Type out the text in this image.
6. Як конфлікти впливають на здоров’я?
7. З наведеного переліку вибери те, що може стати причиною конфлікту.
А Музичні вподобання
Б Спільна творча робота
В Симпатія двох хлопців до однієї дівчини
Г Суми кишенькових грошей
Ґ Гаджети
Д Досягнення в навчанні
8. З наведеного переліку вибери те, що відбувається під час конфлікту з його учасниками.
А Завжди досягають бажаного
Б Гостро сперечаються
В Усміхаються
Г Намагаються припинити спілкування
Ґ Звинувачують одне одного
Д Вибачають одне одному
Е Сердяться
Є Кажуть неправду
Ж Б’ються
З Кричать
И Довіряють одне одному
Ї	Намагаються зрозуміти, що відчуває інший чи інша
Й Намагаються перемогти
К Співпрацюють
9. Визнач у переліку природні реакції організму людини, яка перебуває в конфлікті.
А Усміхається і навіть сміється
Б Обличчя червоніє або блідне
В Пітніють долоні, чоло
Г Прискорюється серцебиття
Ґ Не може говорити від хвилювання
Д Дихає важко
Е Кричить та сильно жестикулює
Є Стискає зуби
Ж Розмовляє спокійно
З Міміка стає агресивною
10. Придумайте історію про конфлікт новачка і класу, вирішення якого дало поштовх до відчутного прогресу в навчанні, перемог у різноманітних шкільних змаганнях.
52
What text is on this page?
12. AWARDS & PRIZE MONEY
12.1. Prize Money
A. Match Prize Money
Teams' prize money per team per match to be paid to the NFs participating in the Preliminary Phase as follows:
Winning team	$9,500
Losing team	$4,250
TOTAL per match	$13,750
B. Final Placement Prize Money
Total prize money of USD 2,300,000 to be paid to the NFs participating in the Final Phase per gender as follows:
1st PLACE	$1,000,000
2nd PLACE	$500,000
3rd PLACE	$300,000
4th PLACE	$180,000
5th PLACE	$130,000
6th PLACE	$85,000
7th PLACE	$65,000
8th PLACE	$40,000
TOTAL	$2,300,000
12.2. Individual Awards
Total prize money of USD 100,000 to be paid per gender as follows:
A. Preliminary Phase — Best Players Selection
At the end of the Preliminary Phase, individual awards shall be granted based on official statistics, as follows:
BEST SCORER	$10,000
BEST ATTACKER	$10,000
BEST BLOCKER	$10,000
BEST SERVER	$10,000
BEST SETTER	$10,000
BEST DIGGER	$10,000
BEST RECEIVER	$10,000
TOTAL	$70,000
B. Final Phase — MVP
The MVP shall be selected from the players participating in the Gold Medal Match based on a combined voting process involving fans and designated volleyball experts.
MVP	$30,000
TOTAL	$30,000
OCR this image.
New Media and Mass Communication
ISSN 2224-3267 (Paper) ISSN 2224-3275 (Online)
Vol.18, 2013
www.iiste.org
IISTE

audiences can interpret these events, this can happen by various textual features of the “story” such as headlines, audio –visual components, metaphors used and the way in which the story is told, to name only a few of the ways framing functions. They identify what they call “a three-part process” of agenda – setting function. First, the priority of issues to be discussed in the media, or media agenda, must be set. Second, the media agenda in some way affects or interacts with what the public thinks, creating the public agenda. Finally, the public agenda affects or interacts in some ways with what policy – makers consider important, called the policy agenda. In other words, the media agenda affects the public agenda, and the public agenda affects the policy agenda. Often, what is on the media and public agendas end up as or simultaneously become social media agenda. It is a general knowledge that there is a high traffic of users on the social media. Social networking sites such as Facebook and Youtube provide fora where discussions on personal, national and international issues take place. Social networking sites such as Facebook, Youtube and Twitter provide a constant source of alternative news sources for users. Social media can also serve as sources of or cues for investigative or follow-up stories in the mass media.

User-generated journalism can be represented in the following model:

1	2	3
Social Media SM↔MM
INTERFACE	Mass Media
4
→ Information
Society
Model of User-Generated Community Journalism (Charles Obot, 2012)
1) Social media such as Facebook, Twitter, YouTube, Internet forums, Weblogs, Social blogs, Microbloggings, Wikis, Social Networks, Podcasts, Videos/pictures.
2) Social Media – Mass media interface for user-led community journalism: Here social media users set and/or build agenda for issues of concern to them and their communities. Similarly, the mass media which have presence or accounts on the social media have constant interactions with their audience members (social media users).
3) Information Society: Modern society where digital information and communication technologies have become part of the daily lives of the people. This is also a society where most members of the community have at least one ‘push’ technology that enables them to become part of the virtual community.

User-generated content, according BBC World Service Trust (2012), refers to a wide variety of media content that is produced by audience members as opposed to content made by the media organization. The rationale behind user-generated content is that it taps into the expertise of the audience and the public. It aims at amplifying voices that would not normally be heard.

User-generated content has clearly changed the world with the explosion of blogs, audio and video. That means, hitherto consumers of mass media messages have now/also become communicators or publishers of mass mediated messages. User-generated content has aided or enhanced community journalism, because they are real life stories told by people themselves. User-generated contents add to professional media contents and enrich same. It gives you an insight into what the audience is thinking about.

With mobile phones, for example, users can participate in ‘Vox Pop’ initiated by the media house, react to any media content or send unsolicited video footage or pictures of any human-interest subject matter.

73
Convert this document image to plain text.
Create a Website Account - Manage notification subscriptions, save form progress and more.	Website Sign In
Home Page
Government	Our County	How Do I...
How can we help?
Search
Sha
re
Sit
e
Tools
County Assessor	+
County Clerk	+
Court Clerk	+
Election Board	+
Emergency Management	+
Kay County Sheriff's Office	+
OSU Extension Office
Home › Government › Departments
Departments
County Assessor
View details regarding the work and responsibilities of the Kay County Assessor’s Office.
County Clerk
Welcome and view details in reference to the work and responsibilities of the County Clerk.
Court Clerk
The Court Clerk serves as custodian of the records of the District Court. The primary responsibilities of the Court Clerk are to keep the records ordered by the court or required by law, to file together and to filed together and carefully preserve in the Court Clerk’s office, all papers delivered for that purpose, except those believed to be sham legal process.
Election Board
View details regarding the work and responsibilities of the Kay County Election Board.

> **Given exercise**
Set down the entries above again, word for word.

> **Task output**
Type out the text in this image.
6. Як конфлікти впливають на здоров’я?
7. З наведеного переліку вибери те, що може стати причиною конфлікту.
А Музичні вподобання
Б Спільна творча робота
В Симпатія двох хлопців до однієї дівчини
Г Суми кишенькових грошей
Ґ Гаджети
Д Досягнення в навчанні
8. З наведеного переліку вибери те, що відбувається під час конфлікту з його учасниками.
А Завжди досягають бажаного
Б Гостро сперечаються
В Усміхаються
Г Намагаються припинити спілкування
Ґ Звинувачують одне одного
Д Вибачають одне одному
Е Сердяться
Є Кажуть неправду
Ж Б’ються
З Кричать
И Довіряють одне одному
Ї	Намагаються зрозуміти, що відчуває інший чи інша
Й Намагаються перемогти
К Співпрацюють
9. Визнач у переліку природні реакції організму людини, яка перебуває в конфлікті.
А Усміхається і навіть сміється
Б Обличчя червоніє або блідне
В Пітніють долоні, чоло
Г Прискорюється серцебиття
Ґ Не може говорити від хвилювання
Д Дихає важко
Е Кричить та сильно жестикулює
Є Стискає зуби
Ж Розмовляє спокійно
З Міміка стає агресивною
10. Придумайте історію про конфлікт новачка і класу, вирішення якого дало поштовх до відчутного прогресу в навчанні, перемог у різноманітних шкільних змаганнях.
52
What text is on this page?
12. AWARDS & PRIZE MONEY
12.1. Prize Money
A. Match Prize Money
Teams' prize money per team per match to be paid to the NFs participating in the Preliminary Phase as follows:
Winning team	$9,500
Losing team	$4,250
TOTAL per match	$13,750
B. Final Placement Prize Money
Total prize money of USD 2,300,000 to be paid to the NFs participating in the Final Phase per gender as follows:
1st PLACE	$1,000,000
2nd PLACE	$500,000
3rd PLACE	$300,000
4th PLACE	$180,000
5th PLACE	$130,000
6th PLACE	$85,000
7th PLACE	$65,000
8th PLACE	$40,000
TOTAL	$2,300,000
12.2. Individual Awards
Total prize money of USD 100,000 to be paid per gender as follows:
A. Preliminary Phase — Best Players Selection
At the end of the Preliminary Phase, individual awards shall be granted based on official statistics, as follows:
BEST SCORER	$10,000
BEST ATTACKER	$10,000
BEST BLOCKER	$10,000
BEST SERVER	$10,000
BEST SETTER	$10,000
BEST DIGGER	$10,000
BEST RECEIVER	$10,000
TOTAL	$70,000
B. Final Phase — MVP
The MVP shall be selected from the players participating in the Gold Medal Match based on a combined voting process involving fans and designated volleyball experts.
MVP	$30,000
TOTAL	$30,000
OCR this image.
New Media and Mass Communication
ISSN 2224-3267 (Paper) ISSN 2224-3275 (Online)
Vol.18, 2013
www.iiste.org
IISTE

audiences can interpret these events, this can happen by various textual features of the “story” such as headlines, audio –visual components, metaphors used and the way in which the story is told, to name only a few of the ways framing functions. They identify what they call “a three-part process” of agenda – setting function. First, the priority of issues to be discussed in the media, or media agenda, must be set. Second, the media agenda in some way affects or interacts with what the public thinks, creating the public agenda. Finally, the public agenda affects or interacts in some ways with what policy – makers consider important, called the policy agenda. In other words, the media agenda affects the public agenda, and the public agenda affects the policy agenda. Often, what is on the media and public agendas end up as or simultaneously become social media agenda. It is a general knowledge that there is a high traffic of users on the social media. Social networking sites such as Facebook and Youtube provide fora where discussions on personal, national and international issues take place. Social networking sites such as Facebook, Youtube and Twitter provide a constant source of alternative news sources for users. Social media can also serve as sources of or cues for investigative or follow-up stories in the mass media.

User-generated journalism can be represented in the following model:

1	2	3
Social Media SM↔MM
INTERFACE	Mass Media
4
→ Information
Society
Model of User-Generated Community Journalism (Charles Obot, 2012)
1) Social media such as Facebook, Twitter, YouTube, Internet forums, Weblogs, Social blogs, Microbloggings, Wikis, Social Networks, Podcasts, Videos/pictures.
2) Social Media – Mass media interface for user-led community journalism: Here social media users set and/or build agenda for issues of concern to them and their communities. Similarly, the mass media which have presence or accounts on the social media have constant interactions with their audience members (social media users).
3) Information Society: Modern society where digital information and communication technologies have become part of the daily lives of the people. This is also a society where most members of the community have at least one ‘push’ technology that enables them to become part of the virtual community.

User-generated content, according BBC World Service Trust (2012), refers to a wide variety of media content that is produced by audience members as opposed to content made by the media organization. The rationale behind user-generated content is that it taps into the expertise of the audience and the public. It aims at amplifying voices that would not normally be heard.

User-generated content has clearly changed the world with the explosion of blogs, audio and video. That means, hitherto consumers of mass media messages have now/also become communicators or publishers of mass mediated messages. User-generated content has aided or enhanced community journalism, because they are real life stories told by people themselves. User-generated contents add to professional media contents and enrich same. It gives you an insight into what the audience is thinking about.

With mobile phones, for example, users can participate in ‘Vox Pop’ initiated by the media house, react to any media content or send unsolicited video footage or pictures of any human-interest subject matter.

73
Convert this document image to plain text.
Create a Website Account - Manage notification subscriptions, save form progress and more.	Website Sign In
Home Page
Government	Our County	How Do I...
How can we help?
Search
Sha
re
Sit
e
Tools
County Assessor	+
County Clerk	+
Court Clerk	+
Election Board	+
Emergency Management	+
Kay County Sheriff's Office	+
OSU Extension Office
Home › Government › Departments
Departments
County Assessor
View details regarding the work and responsibilities of the Kay County Assessor’s Office.
County Clerk
Welcome and view details in reference to the work and responsibilities of the County Clerk.
Court Clerk
The Court Clerk serves as custodian of the records of the District Court. The primary responsibilities of the Court Clerk are to keep the records ordered by the court or required by law, to file together and to filed together and carefully preserve in the Court Clerk’s office, all papers delivered for that purpose, except those believed to be sham legal process.
Election Board
View details regarding the work and responsibilities of the Kay County Election Board.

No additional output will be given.